GIVEN REQUEST: Reproduce the lines verbatim, beginning at the line that contains "appointment-service: Juukselõikus meestele" and stopping after the line that contains "appointment-context-menu: Muuda staatust".
-- Start of EXERCISE MATERIAL --
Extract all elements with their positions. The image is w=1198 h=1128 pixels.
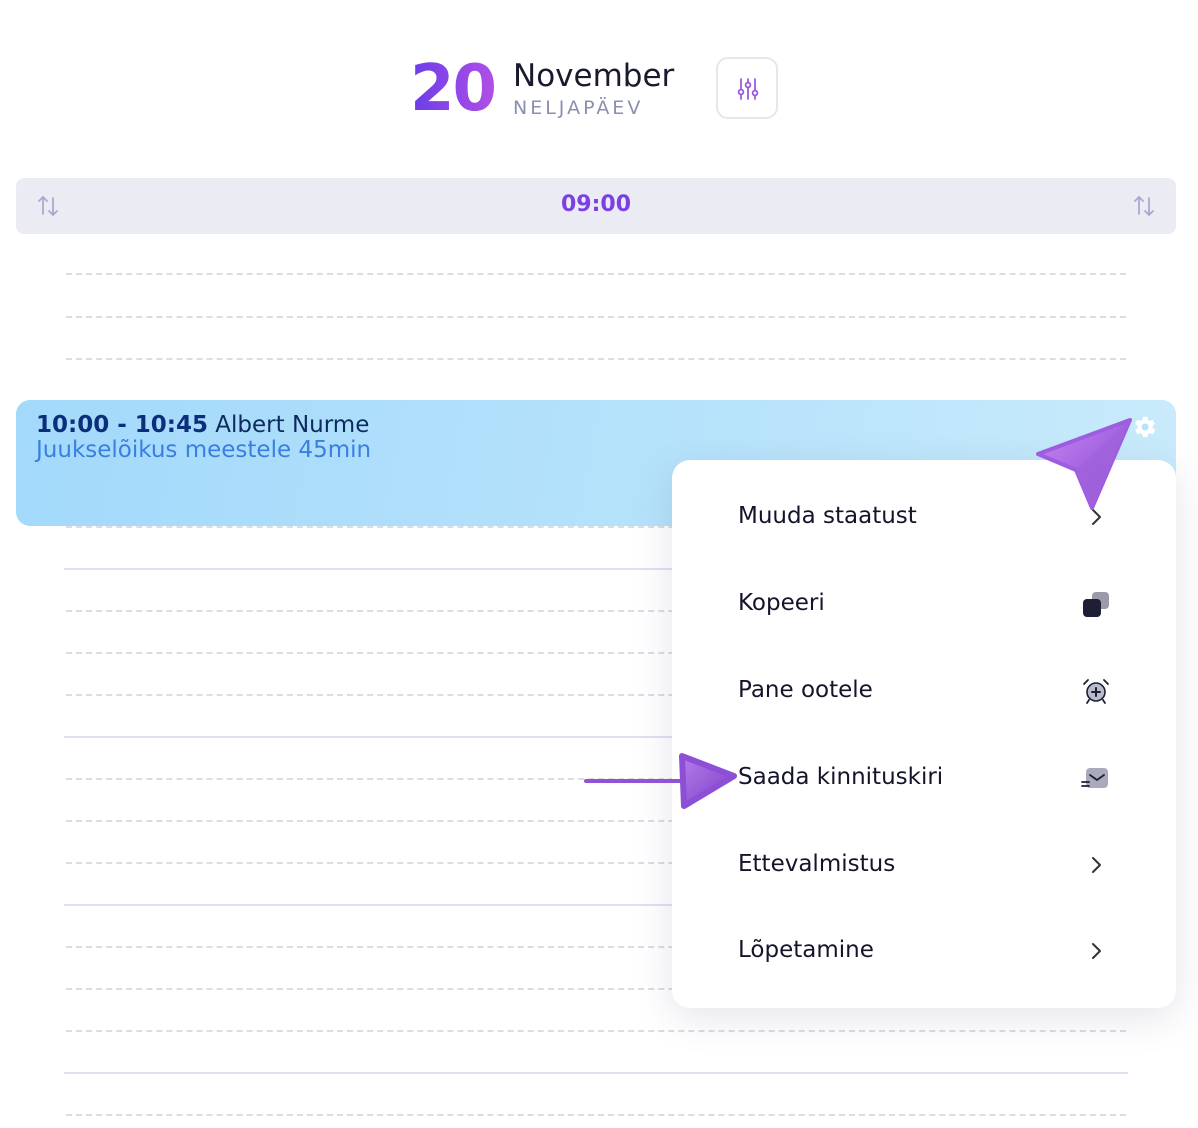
appointment-service: Juukselõikus meestele 45min	[36, 437, 372, 463]
menu-item-label: Muuda staatust	[738, 503, 917, 529]
menu-item-preparation[interactable]: Ettevalmistus	[672, 822, 1176, 908]
pointer-cursor-icon	[1036, 418, 1132, 510]
appointment-time: 10:00 - 10:45	[36, 412, 208, 438]
menu-item-label: Pane ootele	[738, 677, 873, 703]
mail-send-icon	[1081, 768, 1108, 788]
arrow-pointer-icon	[584, 753, 737, 809]
appointment-context-menu: Muuda staatust Kopeeri Pane ootele Saada…	[672, 460, 1176, 1008]
menu-item-label: Ettevalmistus	[738, 851, 896, 877]
menu-item-send-confirmation[interactable]: Saada kinnituskiri	[672, 735, 1176, 821]
appointment-client: Albert Nurme	[215, 412, 370, 438]
chevron-right-icon	[1092, 943, 1101, 959]
menu-item-put-on-hold[interactable]: Pane ootele	[672, 648, 1176, 734]
copy-icon	[1083, 592, 1109, 617]
alarm-add-icon	[1083, 679, 1109, 704]
menu-item-label: Lõpetamine	[738, 937, 874, 963]
chevron-right-icon	[1092, 857, 1101, 873]
menu-item-label: Saada kinnituskiri	[738, 764, 944, 790]
menu-item-label: Kopeeri	[738, 590, 825, 616]
appointment-title: 10:00 - 10:45 Albert Nurme	[36, 412, 369, 438]
menu-item-finishing[interactable]: Lõpetamine	[672, 908, 1176, 994]
menu-item-copy[interactable]: Kopeeri	[672, 561, 1176, 647]
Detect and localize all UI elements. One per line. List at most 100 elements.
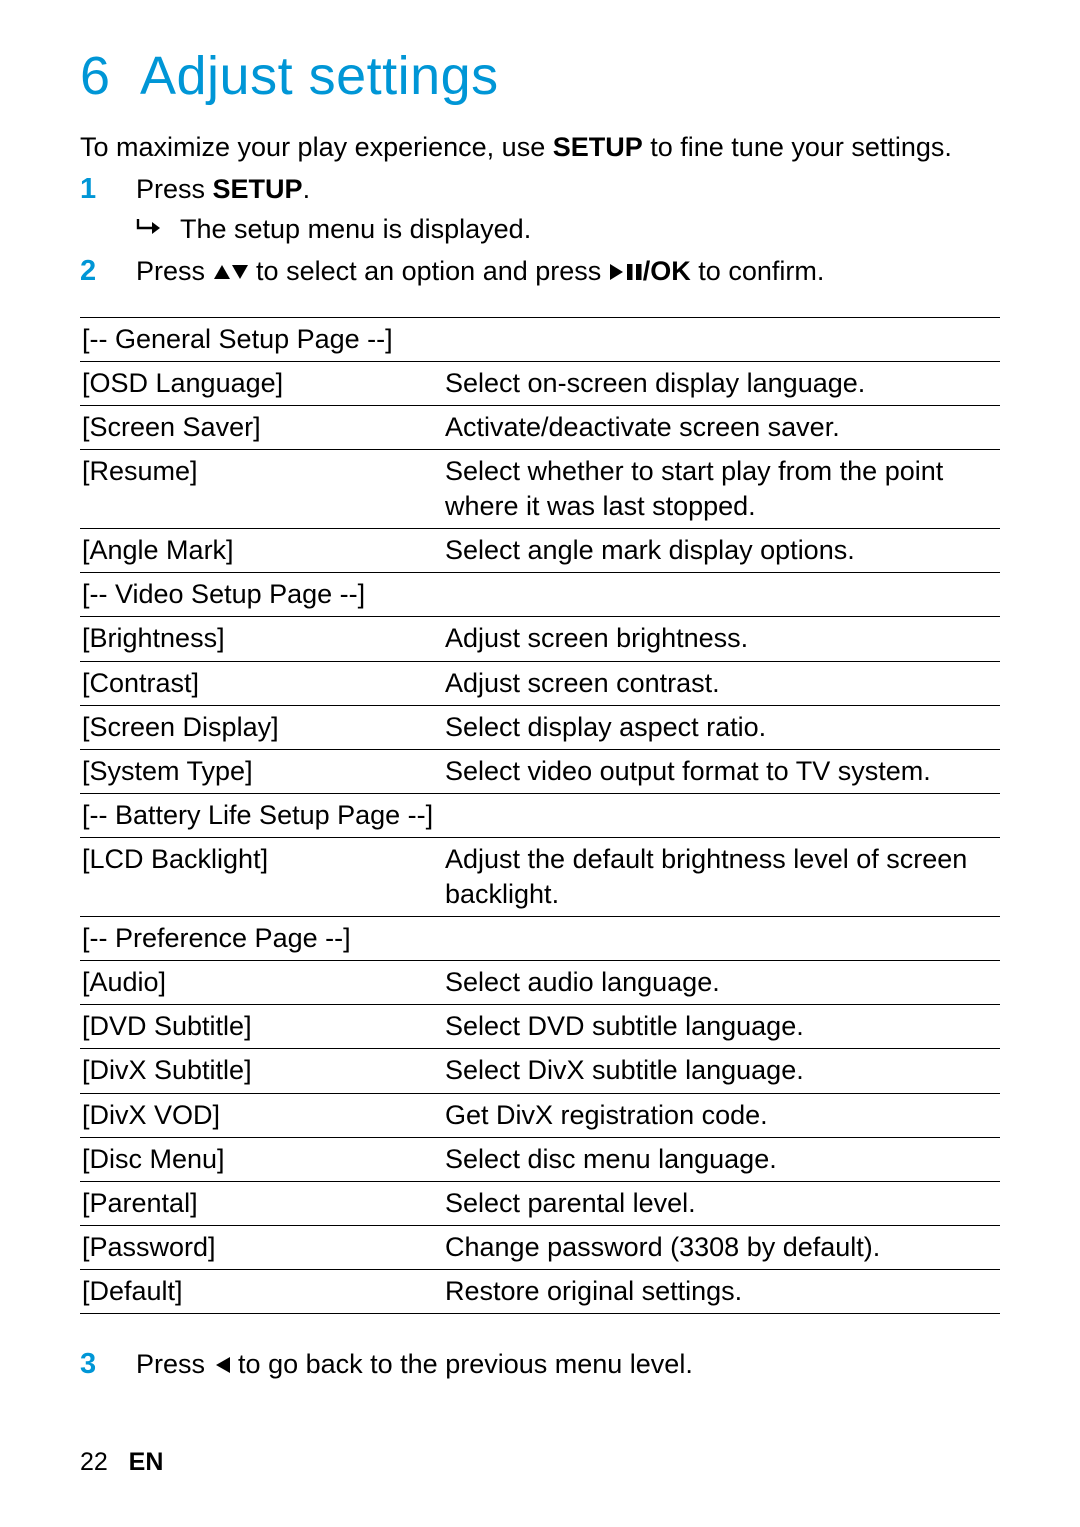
- intro-part: to fine tune your settings.: [643, 132, 952, 162]
- step-body: Press SETUP. The setup menu is displayed…: [136, 171, 1000, 249]
- step-1: 1 Press SETUP. The setup menu is display…: [80, 171, 1000, 249]
- up-down-icon: [213, 255, 249, 293]
- setting-name: [Resume]: [80, 450, 443, 529]
- setting-description: Select DivX subtitle language.: [443, 1049, 1000, 1093]
- table-row: [Screen Saver]Activate/deactivate screen…: [80, 406, 1000, 450]
- table-row: [System Type]Select video output format …: [80, 749, 1000, 793]
- setting-description: Adjust screen brightness.: [443, 617, 1000, 661]
- setting-name: [LCD Backlight]: [80, 837, 443, 916]
- table-row: [-- Video Setup Page --]: [80, 573, 1000, 617]
- table-row: [OSD Language]Select on-screen display l…: [80, 361, 1000, 405]
- table-row: [DivX Subtitle]Select DivX subtitle lang…: [80, 1049, 1000, 1093]
- setting-name: [DivX Subtitle]: [80, 1049, 443, 1093]
- setting-description: Select angle mark display options.: [443, 529, 1000, 573]
- table-row: [Contrast]Adjust screen contrast.: [80, 661, 1000, 705]
- setting-name: [Contrast]: [80, 661, 443, 705]
- setting-name: [System Type]: [80, 749, 443, 793]
- ok-key: /OK: [643, 256, 691, 286]
- setting-name: [Parental]: [80, 1181, 443, 1225]
- result-arrow-icon: [136, 211, 180, 238]
- setting-description: Change password (3308 by default).: [443, 1225, 1000, 1269]
- section-title: Adjust settings: [140, 46, 499, 106]
- page-number: 22: [80, 1448, 108, 1476]
- step-number: 1: [80, 171, 136, 209]
- text: to confirm.: [691, 256, 825, 286]
- setting-description: Restore original settings.: [443, 1269, 1000, 1313]
- table-row: [Screen Display]Select display aspect ra…: [80, 705, 1000, 749]
- steps-list: 1 Press SETUP. The setup menu is display…: [80, 171, 1000, 292]
- table-row: [LCD Backlight]Adjust the default bright…: [80, 837, 1000, 916]
- table-row: [-- Preference Page --]: [80, 917, 1000, 961]
- setting-description: Adjust the default brightness level of s…: [443, 837, 1000, 916]
- setting-name: [Screen Saver]: [80, 406, 443, 450]
- table-row: [Resume]Select whether to start play fro…: [80, 450, 1000, 529]
- text: Press: [136, 256, 213, 286]
- setting-description: Select audio language.: [443, 961, 1000, 1005]
- settings-tbody: [-- General Setup Page --][OSD Language]…: [80, 317, 1000, 1313]
- table-row: [Disc Menu]Select disc menu language.: [80, 1137, 1000, 1181]
- intro-part: To maximize your play experience, use: [80, 132, 553, 162]
- setting-name: [Default]: [80, 1269, 443, 1313]
- setting-description: Select video output format to TV system.: [443, 749, 1000, 793]
- step-number: 2: [80, 253, 136, 291]
- setting-description: Select whether to start play from the po…: [443, 450, 1000, 529]
- setting-name: [Audio]: [80, 961, 443, 1005]
- setting-name: [-- Video Setup Page --]: [80, 573, 443, 617]
- section-number: 6: [80, 45, 140, 107]
- setting-description: Select parental level.: [443, 1181, 1000, 1225]
- setting-name: [-- General Setup Page --]: [80, 317, 443, 361]
- manual-page: 6Adjust settings To maximize your play e…: [0, 0, 1080, 1527]
- step-number: 3: [80, 1346, 136, 1384]
- step-body: Press to go back to the previous menu le…: [136, 1346, 1000, 1386]
- setup-key: SETUP: [213, 174, 303, 204]
- setting-description: Select DVD subtitle language.: [443, 1005, 1000, 1049]
- page-footer: 22 EN: [80, 1448, 163, 1477]
- setting-name: [-- Battery Life Setup Page --]: [80, 793, 443, 837]
- text: Press: [136, 1349, 213, 1379]
- table-row: [Password]Change password (3308 by defau…: [80, 1225, 1000, 1269]
- step-result: The setup menu is displayed.: [136, 211, 1000, 249]
- setting-name: [Password]: [80, 1225, 443, 1269]
- table-row: [Parental]Select parental level.: [80, 1181, 1000, 1225]
- setting-name: [DivX VOD]: [80, 1093, 443, 1137]
- intro-text: To maximize your play experience, use SE…: [80, 129, 1000, 165]
- setting-name: [Brightness]: [80, 617, 443, 661]
- text: .: [303, 174, 311, 204]
- table-row: [Default]Restore original settings.: [80, 1269, 1000, 1313]
- text: Press: [136, 174, 213, 204]
- setting-name: [DVD Subtitle]: [80, 1005, 443, 1049]
- setting-description: [443, 917, 1000, 961]
- section-heading: 6Adjust settings: [80, 45, 1000, 107]
- table-row: [Angle Mark]Select angle mark display op…: [80, 529, 1000, 573]
- setting-name: [-- Preference Page --]: [80, 917, 443, 961]
- step-2: 2 Press to select an option and press /O…: [80, 253, 1000, 293]
- setting-name: [OSD Language]: [80, 361, 443, 405]
- table-row: [DivX VOD]Get DivX registration code.: [80, 1093, 1000, 1137]
- intro-setup-key: SETUP: [553, 132, 643, 162]
- table-row: [Audio]Select audio language.: [80, 961, 1000, 1005]
- result-text: The setup menu is displayed.: [180, 211, 531, 249]
- setting-description: Select on-screen display language.: [443, 361, 1000, 405]
- table-row: [-- General Setup Page --]: [80, 317, 1000, 361]
- setting-name: [Angle Mark]: [80, 529, 443, 573]
- step-body: Press to select an option and press /OK …: [136, 253, 1000, 293]
- setting-description: Adjust screen contrast.: [443, 661, 1000, 705]
- setting-name: [Disc Menu]: [80, 1137, 443, 1181]
- table-row: [DVD Subtitle]Select DVD subtitle langua…: [80, 1005, 1000, 1049]
- steps-list-after: 3 Press to go back to the previous menu …: [80, 1346, 1000, 1386]
- setting-description: Activate/deactivate screen saver.: [443, 406, 1000, 450]
- setting-description: [443, 317, 1000, 361]
- table-row: [-- Battery Life Setup Page --]: [80, 793, 1000, 837]
- setting-name: [Screen Display]: [80, 705, 443, 749]
- table-row: [Brightness]Adjust screen brightness.: [80, 617, 1000, 661]
- text: to go back to the previous menu level.: [238, 1349, 693, 1379]
- setting-description: [443, 793, 1000, 837]
- settings-table: [-- General Setup Page --][OSD Language]…: [80, 317, 1000, 1314]
- setting-description: Select display aspect ratio.: [443, 705, 1000, 749]
- left-icon: [213, 1348, 231, 1386]
- text: to select an option and press: [256, 256, 609, 286]
- setting-description: Select disc menu language.: [443, 1137, 1000, 1181]
- setting-description: Get DivX registration code.: [443, 1093, 1000, 1137]
- page-language: EN: [129, 1448, 164, 1476]
- step-3: 3 Press to go back to the previous menu …: [80, 1346, 1000, 1386]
-- End of EXERCISE MATERIAL --
OUTPUT:
appointment-service: Juukselõikus meestele 45min	[36, 437, 372, 463]
menu-item-label: Muuda staatust	[738, 503, 917, 529]
menu-item-preparation[interactable]: Ettevalmistus	[672, 822, 1176, 908]
pointer-cursor-icon	[1036, 418, 1132, 510]
appointment-time: 10:00 - 10:45	[36, 412, 208, 438]
menu-item-label: Pane ootele	[738, 677, 873, 703]
mail-send-icon	[1081, 768, 1108, 788]
arrow-pointer-icon	[584, 753, 737, 809]
appointment-context-menu: Muuda staatust Kopeeri Pane ootele Saada…	[672, 460, 1176, 1008]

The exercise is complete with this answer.